List of tasks:
**1.** In the ranolazine article header below, reproduce the passage starting at "Received 24 May" and ending at "is properly cited." without any changes.
**2.** Answer these questions about the ranolazine article header below:
(a) On what date was the article received?
(b) How many academic editors are listed?
(c) Under what license is the article distributed?

Text for analysis:
::::

A Rare Neurological Complication of Ranolazine

1VA Western New York Healthcare System, Division of Critical Care and Pain Medicine, Department of Anesthesiology, School of Medicine and Biomedical Sciences, State University of New York at Buffalo, Buffalo, NY 14215, USA
2University of Iowa, Mason City Cardiology, Mason City, IA 50401, USA
3Director of Mercy North-Iowa Neurology and Sleep Laboratory, University of Iowa, Mason City Neurology, Mason City, IA 50401, USA

Received 24 May 2013; Accepted 19 June 2013

Academic Editors: T. K. Banerjee, P. Berlit, J. L. González-Gutiérrez, R. Koide, and Y. Wakabayashi

Copyright © 2013 Jahan Porhomayon et al. This is an open access article distributed under the Creative Commons Attribution License, which permits unrestricted use, distribution, and reproduction in any medium, provided the original work is properly cited.

::::

Information:
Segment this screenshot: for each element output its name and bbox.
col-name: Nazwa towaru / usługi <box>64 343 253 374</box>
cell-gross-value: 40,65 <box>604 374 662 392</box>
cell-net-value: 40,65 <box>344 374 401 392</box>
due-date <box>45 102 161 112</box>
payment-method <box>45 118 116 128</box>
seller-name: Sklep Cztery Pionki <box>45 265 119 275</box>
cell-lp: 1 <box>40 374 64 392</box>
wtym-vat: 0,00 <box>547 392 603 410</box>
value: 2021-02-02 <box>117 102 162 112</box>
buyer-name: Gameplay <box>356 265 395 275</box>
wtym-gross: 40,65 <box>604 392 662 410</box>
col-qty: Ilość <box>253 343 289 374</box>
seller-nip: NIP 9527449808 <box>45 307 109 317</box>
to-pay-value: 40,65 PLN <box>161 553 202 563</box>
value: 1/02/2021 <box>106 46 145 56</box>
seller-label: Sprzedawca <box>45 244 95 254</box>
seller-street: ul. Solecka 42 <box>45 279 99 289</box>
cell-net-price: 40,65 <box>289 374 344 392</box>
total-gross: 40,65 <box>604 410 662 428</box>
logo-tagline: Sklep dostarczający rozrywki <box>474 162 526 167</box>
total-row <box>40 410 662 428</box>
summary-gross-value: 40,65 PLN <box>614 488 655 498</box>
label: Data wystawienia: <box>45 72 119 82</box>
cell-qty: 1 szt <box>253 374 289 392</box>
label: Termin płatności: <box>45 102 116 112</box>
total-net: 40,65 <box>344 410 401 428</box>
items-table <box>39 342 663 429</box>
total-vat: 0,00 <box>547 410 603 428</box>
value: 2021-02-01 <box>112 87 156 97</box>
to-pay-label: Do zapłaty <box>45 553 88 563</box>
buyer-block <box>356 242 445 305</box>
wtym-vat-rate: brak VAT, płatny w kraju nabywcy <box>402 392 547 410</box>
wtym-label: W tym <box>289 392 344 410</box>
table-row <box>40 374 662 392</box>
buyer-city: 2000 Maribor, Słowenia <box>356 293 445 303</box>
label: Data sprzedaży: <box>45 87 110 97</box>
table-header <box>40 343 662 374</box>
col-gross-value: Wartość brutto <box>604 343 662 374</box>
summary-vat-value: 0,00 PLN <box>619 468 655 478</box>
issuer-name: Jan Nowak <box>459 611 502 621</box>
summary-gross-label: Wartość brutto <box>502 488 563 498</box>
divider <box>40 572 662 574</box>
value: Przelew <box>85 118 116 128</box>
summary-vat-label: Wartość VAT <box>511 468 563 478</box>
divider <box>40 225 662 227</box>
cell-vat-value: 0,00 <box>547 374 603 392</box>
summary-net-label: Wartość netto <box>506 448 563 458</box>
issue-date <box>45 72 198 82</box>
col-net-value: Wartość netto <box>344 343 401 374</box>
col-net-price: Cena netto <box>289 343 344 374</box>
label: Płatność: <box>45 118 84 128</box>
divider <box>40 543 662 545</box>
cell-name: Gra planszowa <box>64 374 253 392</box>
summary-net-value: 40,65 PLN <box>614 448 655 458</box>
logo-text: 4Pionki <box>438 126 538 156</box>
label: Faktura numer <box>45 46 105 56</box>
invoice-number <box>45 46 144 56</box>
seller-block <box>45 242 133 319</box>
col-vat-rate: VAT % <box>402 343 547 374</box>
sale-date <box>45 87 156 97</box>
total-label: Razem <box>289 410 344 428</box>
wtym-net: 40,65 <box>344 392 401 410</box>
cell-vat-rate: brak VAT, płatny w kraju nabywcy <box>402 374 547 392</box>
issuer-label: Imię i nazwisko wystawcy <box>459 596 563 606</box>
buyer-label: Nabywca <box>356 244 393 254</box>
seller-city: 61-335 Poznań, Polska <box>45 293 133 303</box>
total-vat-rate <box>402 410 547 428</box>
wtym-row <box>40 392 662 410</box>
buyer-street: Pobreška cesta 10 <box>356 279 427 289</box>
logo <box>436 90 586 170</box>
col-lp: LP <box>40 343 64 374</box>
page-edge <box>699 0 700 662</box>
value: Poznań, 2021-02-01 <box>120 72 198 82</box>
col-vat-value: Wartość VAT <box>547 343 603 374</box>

::::

Outputs by task:
**1.**
Received 24 May 2013; Accepted 19 June 2013

Academic Editors: T. K. Banerjee, P. Berlit, J. L. González-Gutiérrez, R. Koide, and Y. Wakabayashi

Copyright © 2013 Jahan Porhomayon et al. This is an open access article distributed under the Creative Commons Attribution License, which permits unrestricted use, distribution, and reproduction in any medium, provided the original work is properly cited.

**2.**
(a) 24 May 2013
(b) Five
(c) The Creative Commons Attribution License